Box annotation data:
##############################

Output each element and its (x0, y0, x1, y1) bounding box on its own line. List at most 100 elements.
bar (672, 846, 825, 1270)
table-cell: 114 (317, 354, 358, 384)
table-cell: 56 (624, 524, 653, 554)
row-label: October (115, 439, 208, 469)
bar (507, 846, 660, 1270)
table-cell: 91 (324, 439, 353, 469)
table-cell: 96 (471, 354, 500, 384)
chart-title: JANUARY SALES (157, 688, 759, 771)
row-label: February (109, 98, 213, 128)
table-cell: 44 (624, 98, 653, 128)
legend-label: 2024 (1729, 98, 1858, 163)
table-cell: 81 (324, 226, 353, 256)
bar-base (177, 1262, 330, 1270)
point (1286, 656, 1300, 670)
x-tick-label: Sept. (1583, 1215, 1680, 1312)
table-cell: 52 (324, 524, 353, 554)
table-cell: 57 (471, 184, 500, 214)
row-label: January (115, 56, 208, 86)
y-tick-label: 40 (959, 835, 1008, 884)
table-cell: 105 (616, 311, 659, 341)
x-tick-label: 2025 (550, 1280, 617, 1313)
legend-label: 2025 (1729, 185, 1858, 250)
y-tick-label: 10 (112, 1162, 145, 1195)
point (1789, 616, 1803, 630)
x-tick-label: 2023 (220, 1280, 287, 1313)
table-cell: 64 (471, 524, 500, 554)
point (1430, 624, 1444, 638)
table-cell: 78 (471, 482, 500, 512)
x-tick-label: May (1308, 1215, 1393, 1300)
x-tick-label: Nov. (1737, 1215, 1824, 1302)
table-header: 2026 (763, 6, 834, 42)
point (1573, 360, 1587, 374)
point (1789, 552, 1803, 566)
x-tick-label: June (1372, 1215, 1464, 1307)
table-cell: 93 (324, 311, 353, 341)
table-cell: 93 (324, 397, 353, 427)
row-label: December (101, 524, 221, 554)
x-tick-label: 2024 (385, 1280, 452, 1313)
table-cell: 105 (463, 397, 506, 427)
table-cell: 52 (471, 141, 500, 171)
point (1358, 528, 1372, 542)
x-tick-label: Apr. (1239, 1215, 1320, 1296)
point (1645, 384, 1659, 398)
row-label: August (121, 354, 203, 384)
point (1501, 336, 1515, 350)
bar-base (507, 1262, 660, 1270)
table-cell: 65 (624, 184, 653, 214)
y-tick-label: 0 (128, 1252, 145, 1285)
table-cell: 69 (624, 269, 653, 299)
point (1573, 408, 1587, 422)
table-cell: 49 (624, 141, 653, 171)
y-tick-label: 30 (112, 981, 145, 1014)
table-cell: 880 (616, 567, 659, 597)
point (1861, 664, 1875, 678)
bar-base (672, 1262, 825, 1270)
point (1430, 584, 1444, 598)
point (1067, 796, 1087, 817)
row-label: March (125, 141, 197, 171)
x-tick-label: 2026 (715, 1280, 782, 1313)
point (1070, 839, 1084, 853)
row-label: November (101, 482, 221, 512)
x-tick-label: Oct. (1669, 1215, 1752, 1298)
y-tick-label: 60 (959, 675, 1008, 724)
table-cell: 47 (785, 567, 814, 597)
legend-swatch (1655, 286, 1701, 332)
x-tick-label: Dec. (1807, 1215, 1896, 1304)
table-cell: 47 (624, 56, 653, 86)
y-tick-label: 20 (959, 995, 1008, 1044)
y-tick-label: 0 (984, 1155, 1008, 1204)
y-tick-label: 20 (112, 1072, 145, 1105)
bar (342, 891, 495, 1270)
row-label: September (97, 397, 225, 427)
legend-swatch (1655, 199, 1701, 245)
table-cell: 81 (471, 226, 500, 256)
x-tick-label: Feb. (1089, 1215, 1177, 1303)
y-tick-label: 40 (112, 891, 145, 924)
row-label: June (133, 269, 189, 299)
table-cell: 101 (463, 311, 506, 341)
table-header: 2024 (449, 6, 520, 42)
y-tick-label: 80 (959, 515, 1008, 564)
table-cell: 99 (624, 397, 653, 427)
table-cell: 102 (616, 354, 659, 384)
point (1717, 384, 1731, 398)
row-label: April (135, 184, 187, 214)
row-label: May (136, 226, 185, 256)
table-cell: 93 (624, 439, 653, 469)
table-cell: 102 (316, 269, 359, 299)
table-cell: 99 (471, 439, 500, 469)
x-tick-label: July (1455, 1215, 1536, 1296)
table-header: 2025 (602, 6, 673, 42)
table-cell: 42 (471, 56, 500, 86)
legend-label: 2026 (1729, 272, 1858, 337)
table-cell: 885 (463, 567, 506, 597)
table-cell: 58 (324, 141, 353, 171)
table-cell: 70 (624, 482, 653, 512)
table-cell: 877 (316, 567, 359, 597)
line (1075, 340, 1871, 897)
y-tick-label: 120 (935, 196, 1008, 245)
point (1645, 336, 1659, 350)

##############################

◆ EXERCISE INSTRUCTIONS ◆
Copy out every line of the entries above with no changes.

◆ RESPONSE TO THIS TASK ◆
Output each element and its (x0, y0, x1, y1) bounding box on its own line. List at most 100 elements.
bar (672, 846, 825, 1270)
table-cell: 114 (317, 354, 358, 384)
table-cell: 56 (624, 524, 653, 554)
row-label: October (115, 439, 208, 469)
bar (507, 846, 660, 1270)
table-cell: 91 (324, 439, 353, 469)
table-cell: 96 (471, 354, 500, 384)
chart-title: JANUARY SALES (157, 688, 759, 771)
row-label: February (109, 98, 213, 128)
table-cell: 44 (624, 98, 653, 128)
legend-label: 2024 (1729, 98, 1858, 163)
table-cell: 81 (324, 226, 353, 256)
bar-base (177, 1262, 330, 1270)
point (1286, 656, 1300, 670)
x-tick-label: Sept. (1583, 1215, 1680, 1312)
table-cell: 52 (324, 524, 353, 554)
table-cell: 57 (471, 184, 500, 214)
row-label: January (115, 56, 208, 86)
y-tick-label: 40 (959, 835, 1008, 884)
table-cell: 105 (616, 311, 659, 341)
x-tick-label: 2025 (550, 1280, 617, 1313)
legend-label: 2025 (1729, 185, 1858, 250)
y-tick-label: 10 (112, 1162, 145, 1195)
point (1789, 616, 1803, 630)
x-tick-label: 2023 (220, 1280, 287, 1313)
table-cell: 64 (471, 524, 500, 554)
point (1430, 624, 1444, 638)
table-cell: 78 (471, 482, 500, 512)
x-tick-label: May (1308, 1215, 1393, 1300)
x-tick-label: Nov. (1737, 1215, 1824, 1302)
table-header: 2026 (763, 6, 834, 42)
point (1573, 360, 1587, 374)
point (1789, 552, 1803, 566)
x-tick-label: June (1372, 1215, 1464, 1307)
table-cell: 93 (324, 311, 353, 341)
table-cell: 93 (324, 397, 353, 427)
row-label: December (101, 524, 221, 554)
x-tick-label: 2024 (385, 1280, 452, 1313)
table-cell: 105 (463, 397, 506, 427)
table-cell: 52 (471, 141, 500, 171)
point (1358, 528, 1372, 542)
x-tick-label: Apr. (1239, 1215, 1320, 1296)
point (1645, 384, 1659, 398)
row-label: August (121, 354, 203, 384)
point (1501, 336, 1515, 350)
bar-base (507, 1262, 660, 1270)
table-cell: 65 (624, 184, 653, 214)
y-tick-label: 0 (128, 1252, 145, 1285)
table-cell: 69 (624, 269, 653, 299)
point (1573, 408, 1587, 422)
table-cell: 49 (624, 141, 653, 171)
y-tick-label: 30 (112, 981, 145, 1014)
table-cell: 880 (616, 567, 659, 597)
point (1861, 664, 1875, 678)
bar-base (672, 1262, 825, 1270)
point (1430, 584, 1444, 598)
point (1067, 796, 1087, 817)
row-label: March (125, 141, 197, 171)
x-tick-label: 2026 (715, 1280, 782, 1313)
point (1070, 839, 1084, 853)
row-label: November (101, 482, 221, 512)
x-tick-label: Oct. (1669, 1215, 1752, 1298)
y-tick-label: 60 (959, 675, 1008, 724)
table-cell: 47 (785, 567, 814, 597)
legend-swatch (1655, 286, 1701, 332)
x-tick-label: Dec. (1807, 1215, 1896, 1304)
table-cell: 47 (624, 56, 653, 86)
y-tick-label: 20 (959, 995, 1008, 1044)
y-tick-label: 0 (984, 1155, 1008, 1204)
y-tick-label: 20 (112, 1072, 145, 1105)
bar (342, 891, 495, 1270)
row-label: September (97, 397, 225, 427)
legend-swatch (1655, 199, 1701, 245)
table-cell: 81 (471, 226, 500, 256)
x-tick-label: Feb. (1089, 1215, 1177, 1303)
y-tick-label: 40 (112, 891, 145, 924)
row-label: June (133, 269, 189, 299)
table-cell: 101 (463, 311, 506, 341)
table-header: 2024 (449, 6, 520, 42)
y-tick-label: 80 (959, 515, 1008, 564)
table-cell: 99 (624, 397, 653, 427)
table-cell: 102 (616, 354, 659, 384)
point (1717, 384, 1731, 398)
row-label: April (135, 184, 187, 214)
row-label: May (136, 226, 185, 256)
table-cell: 93 (624, 439, 653, 469)
table-cell: 102 (316, 269, 359, 299)
table-cell: 99 (471, 439, 500, 469)
x-tick-label: July (1455, 1215, 1536, 1296)
table-header: 2025 (602, 6, 673, 42)
table-cell: 42 (471, 56, 500, 86)
legend-label: 2026 (1729, 272, 1858, 337)
table-cell: 885 (463, 567, 506, 597)
table-cell: 58 (324, 141, 353, 171)
table-cell: 70 (624, 482, 653, 512)
table-cell: 877 (316, 567, 359, 597)
line (1075, 340, 1871, 897)
y-tick-label: 120 (935, 196, 1008, 245)
point (1645, 336, 1659, 350)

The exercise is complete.